*** Reading passage ***

Part V: Investment Structures and Capital Flows

Global Energy Investment Landscape

Total global energy investment reached $3.3 trillion in 2025, marking a 2 percent increase over 2024. Notably, clean energy investment now exceeds fossil fuel investment by approximately 2:1, representing a historic inversion from patterns prevailing merely a decade ago. Solar energy has become the largest single investment item globally, outpacing all fossil fuel categories. Nuclear investment is accelerating, grid infrastructure spending is surging, and electrification investments across buildings, transport, and industry are intensifying.[21]

This investment reorientation reflects both policy interventions and market fundamentals. Declining renewable technology costs and increasing electricity demand—particularly from data centers, artificial intelligence infrastructure, and transport electrification—create fundamental economic incentives for renewable deployment independent of subsidies. Simultaneously, the Inflation Reduction Act and equivalent European initiatives have shaped investment location decisions, directing capital toward jurisdictions offering favorable tax treatment.

*** Entries supplied ***

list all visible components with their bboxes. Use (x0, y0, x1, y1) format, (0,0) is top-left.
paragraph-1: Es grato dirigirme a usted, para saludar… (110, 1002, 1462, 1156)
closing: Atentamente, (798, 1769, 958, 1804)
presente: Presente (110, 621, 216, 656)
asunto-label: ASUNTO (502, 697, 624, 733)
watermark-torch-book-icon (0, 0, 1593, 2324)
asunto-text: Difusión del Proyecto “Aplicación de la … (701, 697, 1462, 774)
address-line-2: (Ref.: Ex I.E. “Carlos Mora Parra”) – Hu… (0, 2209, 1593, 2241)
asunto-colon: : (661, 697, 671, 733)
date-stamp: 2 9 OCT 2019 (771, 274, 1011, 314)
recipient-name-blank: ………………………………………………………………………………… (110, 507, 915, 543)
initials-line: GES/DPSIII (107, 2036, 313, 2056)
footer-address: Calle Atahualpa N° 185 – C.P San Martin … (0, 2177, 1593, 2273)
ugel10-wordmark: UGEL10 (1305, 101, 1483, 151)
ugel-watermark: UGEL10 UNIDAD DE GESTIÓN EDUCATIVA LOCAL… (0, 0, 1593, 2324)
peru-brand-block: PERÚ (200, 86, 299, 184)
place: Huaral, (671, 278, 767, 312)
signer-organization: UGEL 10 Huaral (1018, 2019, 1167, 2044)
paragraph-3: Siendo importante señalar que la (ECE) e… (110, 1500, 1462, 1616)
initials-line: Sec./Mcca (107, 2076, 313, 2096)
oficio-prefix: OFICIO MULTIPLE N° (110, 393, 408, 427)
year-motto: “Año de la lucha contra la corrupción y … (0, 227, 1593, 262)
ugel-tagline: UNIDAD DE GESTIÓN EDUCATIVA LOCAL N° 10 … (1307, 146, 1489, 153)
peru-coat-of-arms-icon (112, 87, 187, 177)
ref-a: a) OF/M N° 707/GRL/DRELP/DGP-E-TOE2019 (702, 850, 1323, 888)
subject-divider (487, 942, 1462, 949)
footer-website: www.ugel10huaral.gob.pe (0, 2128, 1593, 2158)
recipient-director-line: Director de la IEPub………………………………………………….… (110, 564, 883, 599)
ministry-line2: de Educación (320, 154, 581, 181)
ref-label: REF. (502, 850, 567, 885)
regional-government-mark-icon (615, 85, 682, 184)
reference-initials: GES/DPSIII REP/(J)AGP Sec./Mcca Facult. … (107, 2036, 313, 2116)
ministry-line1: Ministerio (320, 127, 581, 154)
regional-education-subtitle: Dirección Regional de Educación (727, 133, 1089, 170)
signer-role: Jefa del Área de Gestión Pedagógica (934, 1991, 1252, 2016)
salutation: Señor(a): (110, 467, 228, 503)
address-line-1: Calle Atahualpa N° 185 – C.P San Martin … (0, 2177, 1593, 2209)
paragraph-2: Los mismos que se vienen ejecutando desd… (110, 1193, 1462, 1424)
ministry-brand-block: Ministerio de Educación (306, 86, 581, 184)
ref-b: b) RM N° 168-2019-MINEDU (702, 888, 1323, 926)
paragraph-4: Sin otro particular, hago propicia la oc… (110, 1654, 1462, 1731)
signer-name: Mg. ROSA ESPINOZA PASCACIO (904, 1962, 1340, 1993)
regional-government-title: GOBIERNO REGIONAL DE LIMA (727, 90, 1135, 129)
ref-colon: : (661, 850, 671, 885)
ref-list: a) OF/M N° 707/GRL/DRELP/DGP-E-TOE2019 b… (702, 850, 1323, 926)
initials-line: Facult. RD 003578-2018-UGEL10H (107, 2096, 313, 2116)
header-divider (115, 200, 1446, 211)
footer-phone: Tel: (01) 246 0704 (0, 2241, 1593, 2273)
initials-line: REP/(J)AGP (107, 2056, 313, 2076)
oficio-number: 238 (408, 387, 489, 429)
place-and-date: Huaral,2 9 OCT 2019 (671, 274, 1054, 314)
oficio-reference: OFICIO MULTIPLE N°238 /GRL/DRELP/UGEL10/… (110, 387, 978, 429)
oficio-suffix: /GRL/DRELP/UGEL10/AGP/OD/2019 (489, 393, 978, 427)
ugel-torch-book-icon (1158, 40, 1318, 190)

***

> [Written tasks]:
1/ In the energy investment passage, reproduce the part that opens with the words containing "This investment reorientation" and closes with "favorable tax treatment.".
2/ Which sources of increasing electricity demand does the energy investment passage name? List all of them.

> [Solutions to the problems]:
1/
This investment reorientation reflects both policy interventions and market fundamentals. Declining renewable technology costs and increasing electricity demand—particularly from data centers, artificial intelligence infrastructure, and transport electrification—create fundamental economic incentives for renewable deployment independent of subsidies. Simultaneously, the Inflation Reduction Act and equivalent European initiatives have shaped investment location decisions, directing capital toward jurisdictions offering favorable tax treatment.

2/
Data centers
Artificial intelligence infrastructure
Transport electrification